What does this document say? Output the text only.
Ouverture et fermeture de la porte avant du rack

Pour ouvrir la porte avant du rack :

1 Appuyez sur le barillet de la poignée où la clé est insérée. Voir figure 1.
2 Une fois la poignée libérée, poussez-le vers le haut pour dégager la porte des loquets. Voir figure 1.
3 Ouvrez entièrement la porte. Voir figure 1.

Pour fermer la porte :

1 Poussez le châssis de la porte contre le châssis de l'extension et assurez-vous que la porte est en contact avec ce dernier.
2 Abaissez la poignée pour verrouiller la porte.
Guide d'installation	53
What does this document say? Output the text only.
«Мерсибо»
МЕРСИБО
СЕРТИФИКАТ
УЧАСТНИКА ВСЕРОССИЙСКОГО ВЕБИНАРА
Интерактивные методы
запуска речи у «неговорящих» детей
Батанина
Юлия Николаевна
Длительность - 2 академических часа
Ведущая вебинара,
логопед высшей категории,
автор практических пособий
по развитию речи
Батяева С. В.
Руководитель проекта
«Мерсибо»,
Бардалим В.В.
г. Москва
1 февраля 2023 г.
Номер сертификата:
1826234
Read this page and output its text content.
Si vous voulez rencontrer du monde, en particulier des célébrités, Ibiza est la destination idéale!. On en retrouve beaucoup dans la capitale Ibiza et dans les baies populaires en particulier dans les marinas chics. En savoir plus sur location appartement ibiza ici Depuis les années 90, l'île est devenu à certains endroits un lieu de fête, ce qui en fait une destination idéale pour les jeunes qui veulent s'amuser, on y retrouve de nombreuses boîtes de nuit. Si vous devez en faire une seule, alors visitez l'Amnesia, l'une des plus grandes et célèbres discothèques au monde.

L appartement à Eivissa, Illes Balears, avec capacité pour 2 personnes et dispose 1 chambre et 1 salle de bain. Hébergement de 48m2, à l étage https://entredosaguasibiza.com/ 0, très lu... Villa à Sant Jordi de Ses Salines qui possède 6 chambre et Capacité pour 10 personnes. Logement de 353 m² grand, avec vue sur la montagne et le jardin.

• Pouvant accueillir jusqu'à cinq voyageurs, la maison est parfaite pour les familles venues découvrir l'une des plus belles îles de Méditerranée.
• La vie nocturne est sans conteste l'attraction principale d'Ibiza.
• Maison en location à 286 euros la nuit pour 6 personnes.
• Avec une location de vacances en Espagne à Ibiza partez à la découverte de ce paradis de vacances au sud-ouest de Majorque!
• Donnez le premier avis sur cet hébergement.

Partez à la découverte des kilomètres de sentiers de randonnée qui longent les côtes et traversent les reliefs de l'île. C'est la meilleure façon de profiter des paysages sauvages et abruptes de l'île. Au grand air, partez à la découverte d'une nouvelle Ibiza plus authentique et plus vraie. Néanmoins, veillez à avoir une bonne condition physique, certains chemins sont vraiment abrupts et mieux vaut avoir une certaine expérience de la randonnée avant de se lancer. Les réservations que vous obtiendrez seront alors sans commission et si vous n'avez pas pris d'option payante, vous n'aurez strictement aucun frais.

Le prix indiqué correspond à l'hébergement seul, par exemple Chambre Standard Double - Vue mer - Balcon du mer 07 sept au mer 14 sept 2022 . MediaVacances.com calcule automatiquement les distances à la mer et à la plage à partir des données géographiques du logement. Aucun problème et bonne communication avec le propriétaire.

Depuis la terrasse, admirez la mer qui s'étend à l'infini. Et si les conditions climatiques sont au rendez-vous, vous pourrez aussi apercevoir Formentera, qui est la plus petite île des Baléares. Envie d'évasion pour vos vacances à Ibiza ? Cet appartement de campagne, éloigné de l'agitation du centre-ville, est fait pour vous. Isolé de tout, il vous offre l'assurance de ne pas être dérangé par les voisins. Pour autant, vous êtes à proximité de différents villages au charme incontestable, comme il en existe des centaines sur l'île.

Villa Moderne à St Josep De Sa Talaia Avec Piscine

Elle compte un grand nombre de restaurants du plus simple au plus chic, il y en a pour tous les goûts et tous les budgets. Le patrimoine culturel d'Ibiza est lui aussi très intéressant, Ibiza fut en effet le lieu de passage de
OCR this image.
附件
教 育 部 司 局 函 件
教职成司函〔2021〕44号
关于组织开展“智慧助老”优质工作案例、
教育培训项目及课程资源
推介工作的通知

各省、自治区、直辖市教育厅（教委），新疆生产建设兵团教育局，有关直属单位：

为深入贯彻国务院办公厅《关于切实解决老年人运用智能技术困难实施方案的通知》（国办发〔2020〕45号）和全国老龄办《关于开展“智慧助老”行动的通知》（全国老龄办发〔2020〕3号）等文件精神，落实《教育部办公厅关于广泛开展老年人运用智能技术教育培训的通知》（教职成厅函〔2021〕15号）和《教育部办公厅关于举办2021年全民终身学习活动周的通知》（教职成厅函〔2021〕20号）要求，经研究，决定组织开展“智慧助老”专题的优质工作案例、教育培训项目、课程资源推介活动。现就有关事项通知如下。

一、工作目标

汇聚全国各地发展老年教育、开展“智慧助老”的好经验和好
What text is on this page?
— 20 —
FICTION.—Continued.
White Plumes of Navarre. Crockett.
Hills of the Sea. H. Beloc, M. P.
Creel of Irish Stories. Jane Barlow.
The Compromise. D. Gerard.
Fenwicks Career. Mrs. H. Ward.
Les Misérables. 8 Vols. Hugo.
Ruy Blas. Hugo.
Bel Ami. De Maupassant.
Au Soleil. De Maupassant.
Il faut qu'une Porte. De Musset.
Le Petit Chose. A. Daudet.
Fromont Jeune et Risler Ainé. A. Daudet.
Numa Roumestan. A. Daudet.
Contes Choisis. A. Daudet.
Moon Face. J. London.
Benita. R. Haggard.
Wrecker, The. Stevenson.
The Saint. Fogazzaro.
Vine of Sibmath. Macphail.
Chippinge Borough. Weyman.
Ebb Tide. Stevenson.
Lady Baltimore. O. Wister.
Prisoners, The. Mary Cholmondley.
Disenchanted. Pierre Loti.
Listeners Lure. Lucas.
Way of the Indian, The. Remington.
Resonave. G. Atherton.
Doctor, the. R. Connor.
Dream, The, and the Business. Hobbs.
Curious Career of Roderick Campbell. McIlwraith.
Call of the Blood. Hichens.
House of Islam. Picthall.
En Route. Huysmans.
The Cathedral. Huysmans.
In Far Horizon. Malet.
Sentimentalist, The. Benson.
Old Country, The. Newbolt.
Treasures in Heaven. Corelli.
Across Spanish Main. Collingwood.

....................

**Your instructions**
Output all records verbatim.

**Complete response**
What does this document say? Output the text only.
Ouverture et fermeture de la porte avant du rack

Pour ouvrir la porte avant du rack :

1 Appuyez sur le barillet de la poignée où la clé est insérée. Voir figure 1.
2 Une fois la poignée libérée, poussez-le vers le haut pour dégager la porte des loquets. Voir figure 1.
3 Ouvrez entièrement la porte. Voir figure 1.

Pour fermer la porte :

1 Poussez le châssis de la porte contre le châssis de l'extension et assurez-vous que la porte est en contact avec ce dernier.
2 Abaissez la poignée pour verrouiller la porte.
Guide d'installation	53
What does this document say? Output the text only.
«Мерсибо»
МЕРСИБО
СЕРТИФИКАТ
УЧАСТНИКА ВСЕРОССИЙСКОГО ВЕБИНАРА
Интерактивные методы
запуска речи у «неговорящих» детей
Батанина
Юлия Николаевна
Длительность - 2 академических часа
Ведущая вебинара,
логопед высшей категории,
автор практических пособий
по развитию речи
Батяева С. В.
Руководитель проекта
«Мерсибо»,
Бардалим В.В.
г. Москва
1 февраля 2023 г.
Номер сертификата:
1826234
Read this page and output its text content.
Si vous voulez rencontrer du monde, en particulier des célébrités, Ibiza est la destination idéale!. On en retrouve beaucoup dans la capitale Ibiza et dans les baies populaires en particulier dans les marinas chics. En savoir plus sur location appartement ibiza ici Depuis les années 90, l'île est devenu à certains endroits un lieu de fête, ce qui en fait une destination idéale pour les jeunes qui veulent s'amuser, on y retrouve de nombreuses boîtes de nuit. Si vous devez en faire une seule, alors visitez l'Amnesia, l'une des plus grandes et célèbres discothèques au monde.

L appartement à Eivissa, Illes Balears, avec capacité pour 2 personnes et dispose 1 chambre et 1 salle de bain. Hébergement de 48m2, à l étage https://entredosaguasibiza.com/ 0, très lu... Villa à Sant Jordi de Ses Salines qui possède 6 chambre et Capacité pour 10 personnes. Logement de 353 m² grand, avec vue sur la montagne et le jardin.

• Pouvant accueillir jusqu'à cinq voyageurs, la maison est parfaite pour les familles venues découvrir l'une des plus belles îles de Méditerranée.
• La vie nocturne est sans conteste l'attraction principale d'Ibiza.
• Maison en location à 286 euros la nuit pour 6 personnes.
• Avec une location de vacances en Espagne à Ibiza partez à la découverte de ce paradis de vacances au sud-ouest de Majorque!
• Donnez le premier avis sur cet hébergement.

Partez à la découverte des kilomètres de sentiers de randonnée qui longent les côtes et traversent les reliefs de l'île. C'est la meilleure façon de profiter des paysages sauvages et abruptes de l'île. Au grand air, partez à la découverte d'une nouvelle Ibiza plus authentique et plus vraie. Néanmoins, veillez à avoir une bonne condition physique, certains chemins sont vraiment abrupts et mieux vaut avoir une certaine expérience de la randonnée avant de se lancer. Les réservations que vous obtiendrez seront alors sans commission et si vous n'avez pas pris d'option payante, vous n'aurez strictement aucun frais.

Le prix indiqué correspond à l'hébergement seul, par exemple Chambre Standard Double - Vue mer - Balcon du mer 07 sept au mer 14 sept 2022 . MediaVacances.com calcule automatiquement les distances à la mer et à la plage à partir des données géographiques du logement. Aucun problème et bonne communication avec le propriétaire.

Depuis la terrasse, admirez la mer qui s'étend à l'infini. Et si les conditions climatiques sont au rendez-vous, vous pourrez aussi apercevoir Formentera, qui est la plus petite île des Baléares. Envie d'évasion pour vos vacances à Ibiza ? Cet appartement de campagne, éloigné de l'agitation du centre-ville, est fait pour vous. Isolé de tout, il vous offre l'assurance de ne pas être dérangé par les voisins. Pour autant, vous êtes à proximité de différents villages au charme incontestable, comme il en existe des centaines sur l'île.

Villa Moderne à St Josep De Sa Talaia Avec Piscine

Elle compte un grand nombre de restaurants du plus simple au plus chic, il y en a pour tous les goûts et tous les budgets. Le patrimoine culturel d'Ibiza est lui aussi très intéressant, Ibiza fut en effet le lieu de passage de
OCR this image.
附件
教 育 部 司 局 函 件
教职成司函〔2021〕44号
关于组织开展“智慧助老”优质工作案例、
教育培训项目及课程资源
推介工作的通知

各省、自治区、直辖市教育厅（教委），新疆生产建设兵团教育局，有关直属单位：

为深入贯彻国务院办公厅《关于切实解决老年人运用智能技术困难实施方案的通知》（国办发〔2020〕45号）和全国老龄办《关于开展“智慧助老”行动的通知》（全国老龄办发〔2020〕3号）等文件精神，落实《教育部办公厅关于广泛开展老年人运用智能技术教育培训的通知》（教职成厅函〔2021〕15号）和《教育部办公厅关于举办2021年全民终身学习活动周的通知》（教职成厅函〔2021〕20号）要求，经研究，决定组织开展“智慧助老”专题的优质工作案例、教育培训项目、课程资源推介活动。现就有关事项通知如下。

一、工作目标

汇聚全国各地发展老年教育、开展“智慧助老”的好经验和好
What text is on this page?
— 20 —
FICTION.—Continued.
White Plumes of Navarre. Crockett.
Hills of the Sea. H. Beloc, M. P.
Creel of Irish Stories. Jane Barlow.
The Compromise. D. Gerard.
Fenwicks Career. Mrs. H. Ward.
Les Misérables. 8 Vols. Hugo.
Ruy Blas. Hugo.
Bel Ami. De Maupassant.
Au Soleil. De Maupassant.
Il faut qu'une Porte. De Musset.
Le Petit Chose. A. Daudet.
Fromont Jeune et Risler Ainé. A. Daudet.
Numa Roumestan. A. Daudet.
Contes Choisis. A. Daudet.
Moon Face. J. London.
Benita. R. Haggard.
Wrecker, The. Stevenson.
The Saint. Fogazzaro.
Vine of Sibmath. Macphail.
Chippinge Borough. Weyman.
Ebb Tide. Stevenson.
Lady Baltimore. O. Wister.
Prisoners, The. Mary Cholmondley.
Disenchanted. Pierre Loti.
Listeners Lure. Lucas.
Way of the Indian, The. Remington.
Resonave. G. Atherton.
Doctor, the. R. Connor.
Dream, The, and the Business. Hobbs.
Curious Career of Roderick Campbell. McIlwraith.
Call of the Blood. Hichens.
House of Islam. Picthall.
En Route. Huysmans.
The Cathedral. Huysmans.
In Far Horizon. Malet.
Sentimentalist, The. Benson.
Old Country, The. Newbolt.
Treasures in Heaven. Corelli.
Across Spanish Main. Collingwood.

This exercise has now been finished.